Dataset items
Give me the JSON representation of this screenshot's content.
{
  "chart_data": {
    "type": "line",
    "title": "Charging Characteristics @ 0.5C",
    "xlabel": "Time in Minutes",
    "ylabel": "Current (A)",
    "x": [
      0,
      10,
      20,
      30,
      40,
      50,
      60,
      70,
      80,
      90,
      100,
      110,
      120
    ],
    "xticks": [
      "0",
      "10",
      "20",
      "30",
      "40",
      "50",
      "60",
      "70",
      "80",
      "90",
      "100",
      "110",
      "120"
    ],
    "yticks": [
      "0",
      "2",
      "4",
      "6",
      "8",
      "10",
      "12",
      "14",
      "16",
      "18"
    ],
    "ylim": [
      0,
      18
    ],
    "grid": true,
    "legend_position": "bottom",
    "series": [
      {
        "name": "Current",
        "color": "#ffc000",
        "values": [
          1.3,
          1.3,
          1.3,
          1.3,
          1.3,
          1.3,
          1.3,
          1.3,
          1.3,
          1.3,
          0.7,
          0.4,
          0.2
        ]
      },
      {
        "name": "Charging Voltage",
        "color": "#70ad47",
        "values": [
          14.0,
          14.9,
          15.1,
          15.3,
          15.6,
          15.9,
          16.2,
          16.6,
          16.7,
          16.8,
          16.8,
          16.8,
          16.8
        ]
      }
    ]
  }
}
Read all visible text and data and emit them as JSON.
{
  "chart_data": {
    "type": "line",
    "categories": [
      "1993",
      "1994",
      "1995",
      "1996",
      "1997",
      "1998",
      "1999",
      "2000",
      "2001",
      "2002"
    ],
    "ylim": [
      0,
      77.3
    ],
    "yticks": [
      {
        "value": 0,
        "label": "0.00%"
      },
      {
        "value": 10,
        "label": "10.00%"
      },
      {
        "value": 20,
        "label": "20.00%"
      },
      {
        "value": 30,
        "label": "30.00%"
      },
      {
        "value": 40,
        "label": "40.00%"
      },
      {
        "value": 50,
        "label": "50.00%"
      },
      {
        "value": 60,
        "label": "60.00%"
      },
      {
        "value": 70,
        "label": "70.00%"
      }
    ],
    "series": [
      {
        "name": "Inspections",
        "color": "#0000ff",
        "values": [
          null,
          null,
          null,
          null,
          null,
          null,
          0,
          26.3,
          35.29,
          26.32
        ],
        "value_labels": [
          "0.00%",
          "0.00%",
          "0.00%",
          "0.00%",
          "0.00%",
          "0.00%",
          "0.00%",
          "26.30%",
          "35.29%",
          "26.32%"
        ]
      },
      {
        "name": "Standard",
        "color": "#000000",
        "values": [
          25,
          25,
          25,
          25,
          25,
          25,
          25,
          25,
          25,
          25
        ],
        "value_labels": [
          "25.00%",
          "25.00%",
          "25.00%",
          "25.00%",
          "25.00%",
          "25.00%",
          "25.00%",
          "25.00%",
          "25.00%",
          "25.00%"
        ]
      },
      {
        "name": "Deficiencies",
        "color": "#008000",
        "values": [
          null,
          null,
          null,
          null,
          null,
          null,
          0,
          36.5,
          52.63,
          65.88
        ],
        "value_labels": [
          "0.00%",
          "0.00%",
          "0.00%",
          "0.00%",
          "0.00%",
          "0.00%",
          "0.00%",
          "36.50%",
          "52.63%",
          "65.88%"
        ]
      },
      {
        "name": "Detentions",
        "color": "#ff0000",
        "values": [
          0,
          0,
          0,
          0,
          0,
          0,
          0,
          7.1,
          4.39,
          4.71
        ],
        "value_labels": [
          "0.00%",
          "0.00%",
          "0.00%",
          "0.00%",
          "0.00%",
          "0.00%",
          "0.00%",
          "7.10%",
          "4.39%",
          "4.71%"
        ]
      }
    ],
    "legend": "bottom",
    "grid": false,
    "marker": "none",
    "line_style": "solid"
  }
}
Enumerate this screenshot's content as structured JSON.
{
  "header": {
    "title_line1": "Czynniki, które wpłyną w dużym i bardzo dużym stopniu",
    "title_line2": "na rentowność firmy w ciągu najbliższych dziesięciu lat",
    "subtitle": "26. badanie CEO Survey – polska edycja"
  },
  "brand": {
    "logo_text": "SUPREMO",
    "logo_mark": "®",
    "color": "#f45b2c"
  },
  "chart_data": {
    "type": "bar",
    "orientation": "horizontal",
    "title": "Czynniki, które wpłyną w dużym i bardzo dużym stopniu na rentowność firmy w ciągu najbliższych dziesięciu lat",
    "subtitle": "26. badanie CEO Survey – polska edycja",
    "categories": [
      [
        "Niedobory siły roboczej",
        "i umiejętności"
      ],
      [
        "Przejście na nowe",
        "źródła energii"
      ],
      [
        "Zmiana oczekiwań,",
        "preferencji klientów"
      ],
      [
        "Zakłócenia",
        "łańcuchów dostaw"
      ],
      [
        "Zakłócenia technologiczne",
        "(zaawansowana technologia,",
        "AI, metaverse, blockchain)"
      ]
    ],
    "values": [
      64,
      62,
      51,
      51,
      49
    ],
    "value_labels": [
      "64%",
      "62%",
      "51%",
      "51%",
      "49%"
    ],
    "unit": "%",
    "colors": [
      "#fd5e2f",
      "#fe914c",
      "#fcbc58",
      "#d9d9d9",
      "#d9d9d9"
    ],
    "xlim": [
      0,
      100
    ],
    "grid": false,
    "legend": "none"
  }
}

* **Set problem**
Quote the entire listing above exactly.

* **Result for this task**
Give me the JSON representation of this screenshot's content.
{
  "chart_data": {
    "type": "line",
    "title": "Charging Characteristics @ 0.5C",
    "xlabel": "Time in Minutes",
    "ylabel": "Current (A)",
    "x": [
      0,
      10,
      20,
      30,
      40,
      50,
      60,
      70,
      80,
      90,
      100,
      110,
      120
    ],
    "xticks": [
      "0",
      "10",
      "20",
      "30",
      "40",
      "50",
      "60",
      "70",
      "80",
      "90",
      "100",
      "110",
      "120"
    ],
    "yticks": [
      "0",
      "2",
      "4",
      "6",
      "8",
      "10",
      "12",
      "14",
      "16",
      "18"
    ],
    "ylim": [
      0,
      18
    ],
    "grid": true,
    "legend_position": "bottom",
    "series": [
      {
        "name": "Current",
        "color": "#ffc000",
        "values": [
          1.3,
          1.3,
          1.3,
          1.3,
          1.3,
          1.3,
          1.3,
          1.3,
          1.3,
          1.3,
          0.7,
          0.4,
          0.2
        ]
      },
      {
        "name": "Charging Voltage",
        "color": "#70ad47",
        "values": [
          14.0,
          14.9,
          15.1,
          15.3,
          15.6,
          15.9,
          16.2,
          16.6,
          16.7,
          16.8,
          16.8,
          16.8,
          16.8
        ]
      }
    ]
  }
}
Read all visible text and data and emit them as JSON.
{
  "chart_data": {
    "type": "line",
    "categories": [
      "1993",
      "1994",
      "1995",
      "1996",
      "1997",
      "1998",
      "1999",
      "2000",
      "2001",
      "2002"
    ],
    "ylim": [
      0,
      77.3
    ],
    "yticks": [
      {
        "value": 0,
        "label": "0.00%"
      },
      {
        "value": 10,
        "label": "10.00%"
      },
      {
        "value": 20,
        "label": "20.00%"
      },
      {
        "value": 30,
        "label": "30.00%"
      },
      {
        "value": 40,
        "label": "40.00%"
      },
      {
        "value": 50,
        "label": "50.00%"
      },
      {
        "value": 60,
        "label": "60.00%"
      },
      {
        "value": 70,
        "label": "70.00%"
      }
    ],
    "series": [
      {
        "name": "Inspections",
        "color": "#0000ff",
        "values": [
          null,
          null,
          null,
          null,
          null,
          null,
          0,
          26.3,
          35.29,
          26.32
        ],
        "value_labels": [
          "0.00%",
          "0.00%",
          "0.00%",
          "0.00%",
          "0.00%",
          "0.00%",
          "0.00%",
          "26.30%",
          "35.29%",
          "26.32%"
        ]
      },
      {
        "name": "Standard",
        "color": "#000000",
        "values": [
          25,
          25,
          25,
          25,
          25,
          25,
          25,
          25,
          25,
          25
        ],
        "value_labels": [
          "25.00%",
          "25.00%",
          "25.00%",
          "25.00%",
          "25.00%",
          "25.00%",
          "25.00%",
          "25.00%",
          "25.00%",
          "25.00%"
        ]
      },
      {
        "name": "Deficiencies",
        "color": "#008000",
        "values": [
          null,
          null,
          null,
          null,
          null,
          null,
          0,
          36.5,
          52.63,
          65.88
        ],
        "value_labels": [
          "0.00%",
          "0.00%",
          "0.00%",
          "0.00%",
          "0.00%",
          "0.00%",
          "0.00%",
          "36.50%",
          "52.63%",
          "65.88%"
        ]
      },
      {
        "name": "Detentions",
        "color": "#ff0000",
        "values": [
          0,
          0,
          0,
          0,
          0,
          0,
          0,
          7.1,
          4.39,
          4.71
        ],
        "value_labels": [
          "0.00%",
          "0.00%",
          "0.00%",
          "0.00%",
          "0.00%",
          "0.00%",
          "0.00%",
          "7.10%",
          "4.39%",
          "4.71%"
        ]
      }
    ],
    "legend": "bottom",
    "grid": false,
    "marker": "none",
    "line_style": "solid"
  }
}
Enumerate this screenshot's content as structured JSON.
{
  "header": {
    "title_line1": "Czynniki, które wpłyną w dużym i bardzo dużym stopniu",
    "title_line2": "na rentowność firmy w ciągu najbliższych dziesięciu lat",
    "subtitle": "26. badanie CEO Survey – polska edycja"
  },
  "brand": {
    "logo_text": "SUPREMO",
    "logo_mark": "®",
    "color": "#f45b2c"
  },
  "chart_data": {
    "type": "bar",
    "orientation": "horizontal",
    "title": "Czynniki, które wpłyną w dużym i bardzo dużym stopniu na rentowność firmy w ciągu najbliższych dziesięciu lat",
    "subtitle": "26. badanie CEO Survey – polska edycja",
    "categories": [
      [
        "Niedobory siły roboczej",
        "i umiejętności"
      ],
      [
        "Przejście na nowe",
        "źródła energii"
      ],
      [
        "Zmiana oczekiwań,",
        "preferencji klientów"
      ],
      [
        "Zakłócenia",
        "łańcuchów dostaw"
      ],
      [
        "Zakłócenia technologiczne",
        "(zaawansowana technologia,",
        "AI, metaverse, blockchain)"
      ]
    ],
    "values": [
      64,
      62,
      51,
      51,
      49
    ],
    "value_labels": [
      "64%",
      "62%",
      "51%",
      "51%",
      "49%"
    ],
    "unit": "%",
    "colors": [
      "#fd5e2f",
      "#fe914c",
      "#fcbc58",
      "#d9d9d9",
      "#d9d9d9"
    ],
    "xlim": [
      0,
      100
    ],
    "grid": false,
    "legend": "none"
  }
}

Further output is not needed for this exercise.